### Records supplied
━━━━━━━━

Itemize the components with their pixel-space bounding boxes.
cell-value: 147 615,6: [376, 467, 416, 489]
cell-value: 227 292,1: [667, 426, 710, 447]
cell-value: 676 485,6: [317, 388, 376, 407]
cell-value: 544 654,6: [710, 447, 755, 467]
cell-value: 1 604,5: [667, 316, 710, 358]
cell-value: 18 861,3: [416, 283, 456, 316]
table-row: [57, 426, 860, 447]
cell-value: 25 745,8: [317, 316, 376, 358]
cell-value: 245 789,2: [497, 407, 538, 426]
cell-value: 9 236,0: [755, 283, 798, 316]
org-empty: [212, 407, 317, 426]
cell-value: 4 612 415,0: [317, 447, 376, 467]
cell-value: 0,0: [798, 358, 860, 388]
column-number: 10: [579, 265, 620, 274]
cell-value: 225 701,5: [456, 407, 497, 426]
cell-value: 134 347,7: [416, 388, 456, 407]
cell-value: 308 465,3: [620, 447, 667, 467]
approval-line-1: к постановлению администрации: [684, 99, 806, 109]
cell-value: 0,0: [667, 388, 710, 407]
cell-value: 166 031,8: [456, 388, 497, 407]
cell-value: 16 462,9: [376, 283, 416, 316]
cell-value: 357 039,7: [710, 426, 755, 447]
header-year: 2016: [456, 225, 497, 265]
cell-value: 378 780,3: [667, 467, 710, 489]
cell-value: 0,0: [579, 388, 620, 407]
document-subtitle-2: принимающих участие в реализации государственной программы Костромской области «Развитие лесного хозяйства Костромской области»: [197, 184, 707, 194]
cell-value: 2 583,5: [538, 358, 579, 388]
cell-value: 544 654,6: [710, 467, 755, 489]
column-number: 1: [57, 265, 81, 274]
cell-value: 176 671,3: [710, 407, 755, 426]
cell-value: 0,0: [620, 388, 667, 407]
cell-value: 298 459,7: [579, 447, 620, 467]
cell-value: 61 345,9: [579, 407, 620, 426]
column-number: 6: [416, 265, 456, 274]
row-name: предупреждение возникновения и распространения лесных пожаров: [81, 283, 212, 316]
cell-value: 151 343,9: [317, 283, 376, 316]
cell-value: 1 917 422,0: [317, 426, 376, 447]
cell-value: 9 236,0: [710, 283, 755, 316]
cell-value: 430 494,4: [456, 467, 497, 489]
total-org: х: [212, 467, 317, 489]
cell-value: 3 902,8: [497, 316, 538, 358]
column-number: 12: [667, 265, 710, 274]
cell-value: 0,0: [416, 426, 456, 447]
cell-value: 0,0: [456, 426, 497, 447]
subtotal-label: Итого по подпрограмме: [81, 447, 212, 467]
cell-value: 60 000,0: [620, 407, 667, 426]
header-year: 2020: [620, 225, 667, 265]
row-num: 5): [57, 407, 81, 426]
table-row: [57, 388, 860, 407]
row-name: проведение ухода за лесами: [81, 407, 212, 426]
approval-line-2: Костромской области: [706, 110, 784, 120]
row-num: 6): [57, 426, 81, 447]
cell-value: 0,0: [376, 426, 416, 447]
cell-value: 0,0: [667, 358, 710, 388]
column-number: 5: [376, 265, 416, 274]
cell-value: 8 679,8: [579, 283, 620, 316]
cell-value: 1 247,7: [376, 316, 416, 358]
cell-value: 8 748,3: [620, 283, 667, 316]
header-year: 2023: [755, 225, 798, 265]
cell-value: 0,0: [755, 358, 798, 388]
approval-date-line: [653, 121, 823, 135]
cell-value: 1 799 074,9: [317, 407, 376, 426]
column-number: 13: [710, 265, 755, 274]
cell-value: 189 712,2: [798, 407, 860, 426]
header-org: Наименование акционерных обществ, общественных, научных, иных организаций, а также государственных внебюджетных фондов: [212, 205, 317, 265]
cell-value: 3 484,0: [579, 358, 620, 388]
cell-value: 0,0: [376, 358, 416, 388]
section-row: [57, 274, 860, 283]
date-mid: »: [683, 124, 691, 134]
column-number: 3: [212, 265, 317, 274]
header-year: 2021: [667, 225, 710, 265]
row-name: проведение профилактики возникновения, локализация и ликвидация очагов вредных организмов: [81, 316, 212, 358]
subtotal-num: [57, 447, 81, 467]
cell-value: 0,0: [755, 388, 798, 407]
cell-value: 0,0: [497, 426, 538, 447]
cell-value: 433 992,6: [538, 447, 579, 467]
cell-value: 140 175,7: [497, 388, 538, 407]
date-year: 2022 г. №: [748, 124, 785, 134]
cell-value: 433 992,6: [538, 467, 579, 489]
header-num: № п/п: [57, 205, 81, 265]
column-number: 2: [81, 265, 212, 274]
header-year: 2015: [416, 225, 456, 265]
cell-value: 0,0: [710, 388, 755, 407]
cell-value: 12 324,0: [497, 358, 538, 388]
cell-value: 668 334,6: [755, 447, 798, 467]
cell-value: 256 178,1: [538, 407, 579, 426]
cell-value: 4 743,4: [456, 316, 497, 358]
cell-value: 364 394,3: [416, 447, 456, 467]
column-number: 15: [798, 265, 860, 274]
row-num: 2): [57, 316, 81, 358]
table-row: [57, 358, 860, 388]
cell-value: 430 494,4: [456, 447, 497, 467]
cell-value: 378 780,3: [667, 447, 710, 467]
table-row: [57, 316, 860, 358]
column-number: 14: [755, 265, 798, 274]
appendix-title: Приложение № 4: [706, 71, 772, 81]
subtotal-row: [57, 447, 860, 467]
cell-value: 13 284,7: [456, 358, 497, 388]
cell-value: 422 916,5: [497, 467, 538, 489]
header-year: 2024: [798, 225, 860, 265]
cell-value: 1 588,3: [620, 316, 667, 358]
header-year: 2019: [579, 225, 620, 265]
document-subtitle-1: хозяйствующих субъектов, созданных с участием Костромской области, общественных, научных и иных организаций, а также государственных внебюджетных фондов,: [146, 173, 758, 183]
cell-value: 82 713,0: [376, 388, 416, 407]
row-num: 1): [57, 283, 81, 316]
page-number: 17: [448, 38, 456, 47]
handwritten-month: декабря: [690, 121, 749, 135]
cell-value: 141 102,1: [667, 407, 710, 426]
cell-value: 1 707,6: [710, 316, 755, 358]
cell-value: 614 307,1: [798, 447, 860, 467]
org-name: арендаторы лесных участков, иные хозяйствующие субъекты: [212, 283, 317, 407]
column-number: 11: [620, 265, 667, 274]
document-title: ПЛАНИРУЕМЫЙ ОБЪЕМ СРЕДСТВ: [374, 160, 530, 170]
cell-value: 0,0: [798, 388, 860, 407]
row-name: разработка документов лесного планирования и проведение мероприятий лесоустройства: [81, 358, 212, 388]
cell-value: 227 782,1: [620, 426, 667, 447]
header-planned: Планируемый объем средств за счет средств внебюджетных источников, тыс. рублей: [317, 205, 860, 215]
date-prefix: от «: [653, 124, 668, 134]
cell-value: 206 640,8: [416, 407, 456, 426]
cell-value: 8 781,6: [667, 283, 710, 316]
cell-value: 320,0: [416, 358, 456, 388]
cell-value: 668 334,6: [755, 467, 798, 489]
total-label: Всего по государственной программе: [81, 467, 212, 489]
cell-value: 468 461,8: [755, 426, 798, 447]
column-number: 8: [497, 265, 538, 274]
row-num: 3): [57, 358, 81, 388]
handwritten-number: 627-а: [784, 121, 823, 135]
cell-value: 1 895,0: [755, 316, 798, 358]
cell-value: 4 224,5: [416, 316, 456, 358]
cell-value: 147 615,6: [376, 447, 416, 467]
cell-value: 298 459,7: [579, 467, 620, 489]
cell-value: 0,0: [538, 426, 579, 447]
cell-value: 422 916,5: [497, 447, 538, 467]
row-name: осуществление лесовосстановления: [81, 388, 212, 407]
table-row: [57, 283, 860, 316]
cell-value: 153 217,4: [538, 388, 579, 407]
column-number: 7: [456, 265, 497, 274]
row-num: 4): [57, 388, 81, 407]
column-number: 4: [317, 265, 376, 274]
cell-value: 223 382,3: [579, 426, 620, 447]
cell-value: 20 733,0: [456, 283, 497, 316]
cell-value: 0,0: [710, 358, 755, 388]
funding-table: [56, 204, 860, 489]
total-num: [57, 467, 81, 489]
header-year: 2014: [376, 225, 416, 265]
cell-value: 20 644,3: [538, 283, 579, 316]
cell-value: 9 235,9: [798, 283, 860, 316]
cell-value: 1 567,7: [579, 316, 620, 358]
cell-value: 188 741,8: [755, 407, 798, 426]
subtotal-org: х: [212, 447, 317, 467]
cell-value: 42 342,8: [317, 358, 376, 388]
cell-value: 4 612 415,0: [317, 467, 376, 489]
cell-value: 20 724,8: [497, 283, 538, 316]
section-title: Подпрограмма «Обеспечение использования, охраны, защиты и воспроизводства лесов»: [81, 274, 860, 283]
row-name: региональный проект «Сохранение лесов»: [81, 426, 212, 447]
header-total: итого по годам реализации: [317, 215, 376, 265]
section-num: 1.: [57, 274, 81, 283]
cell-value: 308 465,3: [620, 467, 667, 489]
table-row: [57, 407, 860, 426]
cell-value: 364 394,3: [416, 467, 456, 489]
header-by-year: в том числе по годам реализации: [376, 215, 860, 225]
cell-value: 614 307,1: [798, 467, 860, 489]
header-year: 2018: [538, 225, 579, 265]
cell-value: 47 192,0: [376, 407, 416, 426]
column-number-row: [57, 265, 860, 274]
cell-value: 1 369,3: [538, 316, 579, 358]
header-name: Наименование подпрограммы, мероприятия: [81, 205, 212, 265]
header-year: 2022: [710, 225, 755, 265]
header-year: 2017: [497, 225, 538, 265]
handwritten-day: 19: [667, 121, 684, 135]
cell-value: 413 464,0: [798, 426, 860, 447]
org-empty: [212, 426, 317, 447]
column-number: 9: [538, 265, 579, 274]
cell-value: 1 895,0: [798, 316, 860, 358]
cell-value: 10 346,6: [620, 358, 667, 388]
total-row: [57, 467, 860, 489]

━━━━━━━━

### Written exercise
Reproduce the rows verbatim, from the first row through the row containing "table-row: [57, 426, 860, 447]", with both ends included.

### Task response
Itemize the components with their pixel-space bounding boxes.
cell-value: 147 615,6: [376, 467, 416, 489]
cell-value: 227 292,1: [667, 426, 710, 447]
cell-value: 676 485,6: [317, 388, 376, 407]
cell-value: 544 654,6: [710, 447, 755, 467]
cell-value: 1 604,5: [667, 316, 710, 358]
cell-value: 18 861,3: [416, 283, 456, 316]
table-row: [57, 426, 860, 447]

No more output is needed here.